Copy every line that contains the string "structured" from the entries below.

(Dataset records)

■ ■ ■ ■ ■

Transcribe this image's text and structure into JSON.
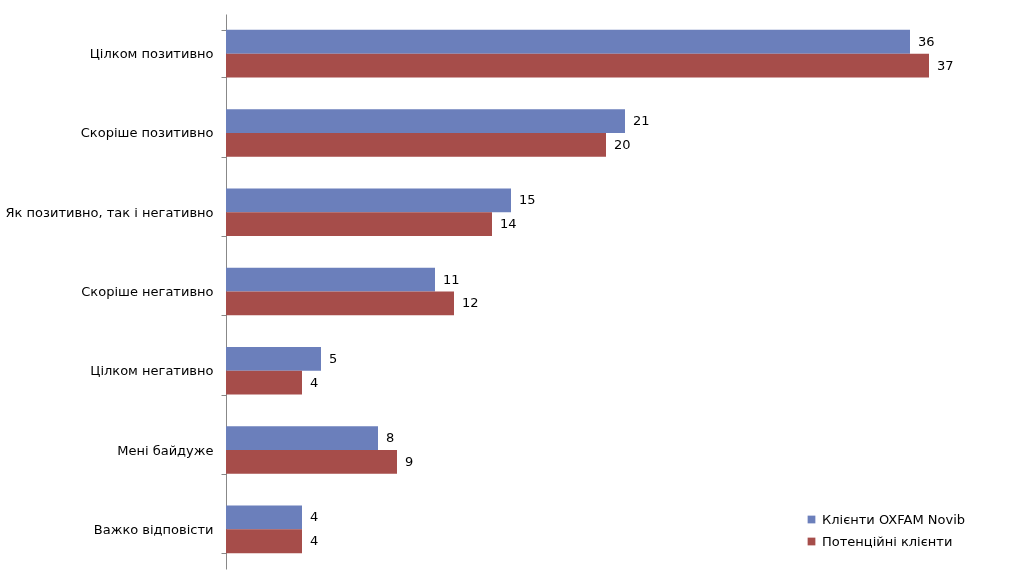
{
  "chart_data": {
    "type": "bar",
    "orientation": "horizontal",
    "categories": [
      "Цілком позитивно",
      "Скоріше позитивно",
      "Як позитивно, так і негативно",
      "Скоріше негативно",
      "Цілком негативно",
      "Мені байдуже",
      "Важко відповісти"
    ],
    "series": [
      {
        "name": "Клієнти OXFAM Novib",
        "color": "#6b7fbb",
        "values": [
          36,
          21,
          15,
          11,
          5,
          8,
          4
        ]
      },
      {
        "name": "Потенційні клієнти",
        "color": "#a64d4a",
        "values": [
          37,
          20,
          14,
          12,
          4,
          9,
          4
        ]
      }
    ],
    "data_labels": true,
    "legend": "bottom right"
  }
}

■ ■ ■ ■ ■

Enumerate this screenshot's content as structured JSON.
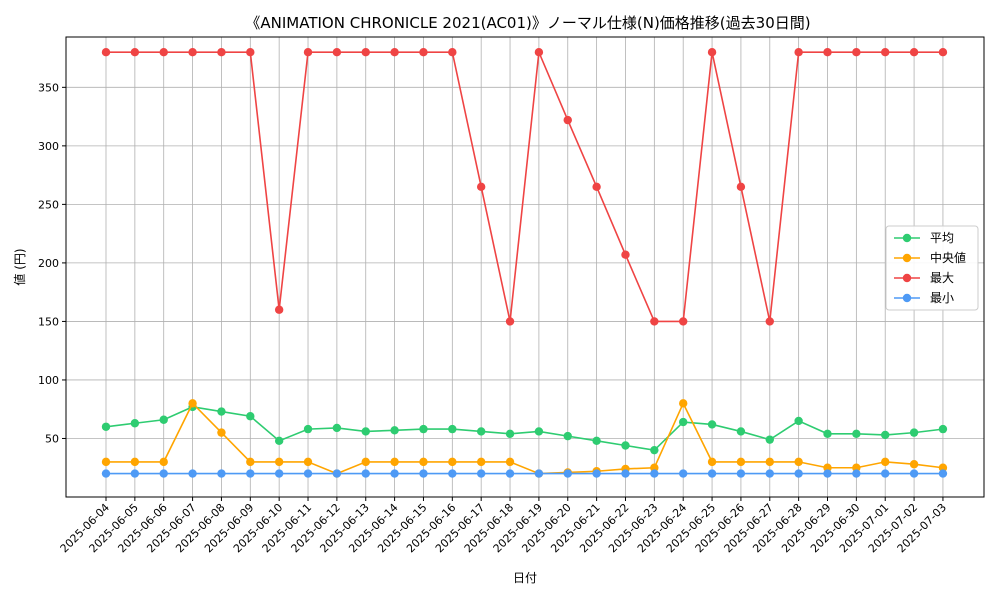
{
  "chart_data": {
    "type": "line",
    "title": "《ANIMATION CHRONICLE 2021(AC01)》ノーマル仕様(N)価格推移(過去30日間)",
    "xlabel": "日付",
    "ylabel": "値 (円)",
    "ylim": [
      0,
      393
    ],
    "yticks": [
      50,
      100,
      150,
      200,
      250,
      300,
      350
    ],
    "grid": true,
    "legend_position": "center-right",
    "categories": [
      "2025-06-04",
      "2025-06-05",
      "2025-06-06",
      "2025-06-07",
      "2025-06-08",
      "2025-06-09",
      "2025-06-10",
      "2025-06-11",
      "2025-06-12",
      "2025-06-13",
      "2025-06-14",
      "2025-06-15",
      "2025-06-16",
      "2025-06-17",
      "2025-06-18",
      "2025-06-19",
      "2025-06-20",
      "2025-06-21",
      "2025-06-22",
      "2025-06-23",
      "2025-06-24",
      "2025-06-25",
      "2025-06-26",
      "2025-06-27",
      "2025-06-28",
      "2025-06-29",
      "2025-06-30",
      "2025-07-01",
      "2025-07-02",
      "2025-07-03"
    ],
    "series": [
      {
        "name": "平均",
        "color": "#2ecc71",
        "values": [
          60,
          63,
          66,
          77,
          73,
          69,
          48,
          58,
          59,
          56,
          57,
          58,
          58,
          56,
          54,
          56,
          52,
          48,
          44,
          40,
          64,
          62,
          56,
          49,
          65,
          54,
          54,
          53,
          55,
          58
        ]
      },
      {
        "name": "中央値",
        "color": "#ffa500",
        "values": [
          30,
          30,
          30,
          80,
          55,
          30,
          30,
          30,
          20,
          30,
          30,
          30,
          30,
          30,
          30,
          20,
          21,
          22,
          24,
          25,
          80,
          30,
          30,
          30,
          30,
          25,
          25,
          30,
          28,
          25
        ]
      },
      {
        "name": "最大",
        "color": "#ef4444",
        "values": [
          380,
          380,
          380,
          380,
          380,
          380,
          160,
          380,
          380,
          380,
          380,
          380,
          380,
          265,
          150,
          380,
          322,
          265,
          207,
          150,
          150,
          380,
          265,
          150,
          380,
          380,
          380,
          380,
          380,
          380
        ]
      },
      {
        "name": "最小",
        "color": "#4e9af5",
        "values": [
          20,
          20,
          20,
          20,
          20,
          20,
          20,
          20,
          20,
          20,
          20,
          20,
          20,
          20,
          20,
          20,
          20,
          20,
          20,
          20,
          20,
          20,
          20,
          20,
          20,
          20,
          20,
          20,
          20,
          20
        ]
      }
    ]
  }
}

■ ■ ■ ■ ■

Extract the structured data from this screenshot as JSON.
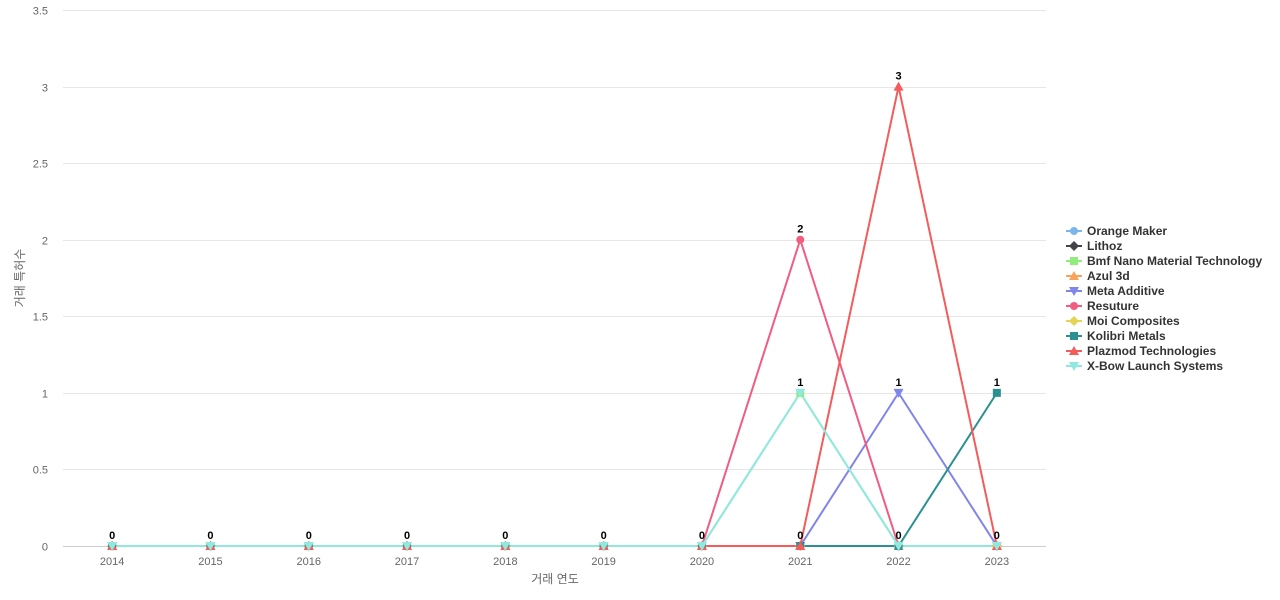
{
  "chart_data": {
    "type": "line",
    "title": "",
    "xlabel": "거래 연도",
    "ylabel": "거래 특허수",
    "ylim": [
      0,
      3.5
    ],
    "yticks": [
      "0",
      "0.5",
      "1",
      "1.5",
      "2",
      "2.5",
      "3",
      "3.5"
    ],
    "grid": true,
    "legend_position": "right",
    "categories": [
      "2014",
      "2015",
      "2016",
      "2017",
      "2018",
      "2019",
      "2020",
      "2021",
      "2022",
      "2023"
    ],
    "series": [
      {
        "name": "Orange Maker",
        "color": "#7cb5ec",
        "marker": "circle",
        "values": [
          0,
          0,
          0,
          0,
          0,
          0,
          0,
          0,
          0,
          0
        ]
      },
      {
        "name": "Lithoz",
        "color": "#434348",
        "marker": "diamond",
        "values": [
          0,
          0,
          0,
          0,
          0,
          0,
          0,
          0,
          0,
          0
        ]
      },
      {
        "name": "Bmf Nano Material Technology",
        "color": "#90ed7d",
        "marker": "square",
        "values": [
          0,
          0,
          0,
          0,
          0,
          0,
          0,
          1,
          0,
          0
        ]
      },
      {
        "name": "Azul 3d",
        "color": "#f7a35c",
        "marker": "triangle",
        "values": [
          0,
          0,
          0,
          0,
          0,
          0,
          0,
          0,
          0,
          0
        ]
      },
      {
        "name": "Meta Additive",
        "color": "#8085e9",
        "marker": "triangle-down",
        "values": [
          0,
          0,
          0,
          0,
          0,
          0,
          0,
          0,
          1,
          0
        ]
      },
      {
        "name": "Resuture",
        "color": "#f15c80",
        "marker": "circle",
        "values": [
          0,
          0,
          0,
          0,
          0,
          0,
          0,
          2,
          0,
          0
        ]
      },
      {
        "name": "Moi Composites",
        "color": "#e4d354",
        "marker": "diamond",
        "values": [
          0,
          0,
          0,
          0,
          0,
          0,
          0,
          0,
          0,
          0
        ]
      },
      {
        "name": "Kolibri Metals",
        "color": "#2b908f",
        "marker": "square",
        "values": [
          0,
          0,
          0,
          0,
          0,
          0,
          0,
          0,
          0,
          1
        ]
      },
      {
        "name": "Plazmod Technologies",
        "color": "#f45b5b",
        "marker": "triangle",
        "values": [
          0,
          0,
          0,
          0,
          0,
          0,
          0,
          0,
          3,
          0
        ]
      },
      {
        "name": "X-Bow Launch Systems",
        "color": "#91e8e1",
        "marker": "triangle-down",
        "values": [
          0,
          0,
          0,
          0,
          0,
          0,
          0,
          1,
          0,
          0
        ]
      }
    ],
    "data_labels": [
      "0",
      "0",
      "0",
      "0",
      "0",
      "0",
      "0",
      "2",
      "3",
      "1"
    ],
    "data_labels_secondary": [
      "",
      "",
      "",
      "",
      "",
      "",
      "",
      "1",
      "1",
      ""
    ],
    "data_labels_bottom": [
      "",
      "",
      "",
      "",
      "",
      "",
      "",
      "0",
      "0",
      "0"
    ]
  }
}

■ ■ ■ ■ ■

**Exercise response**:
Enumerate this screenshot's content as structured JSON.
Extract the structured data from this screenshot as JSON.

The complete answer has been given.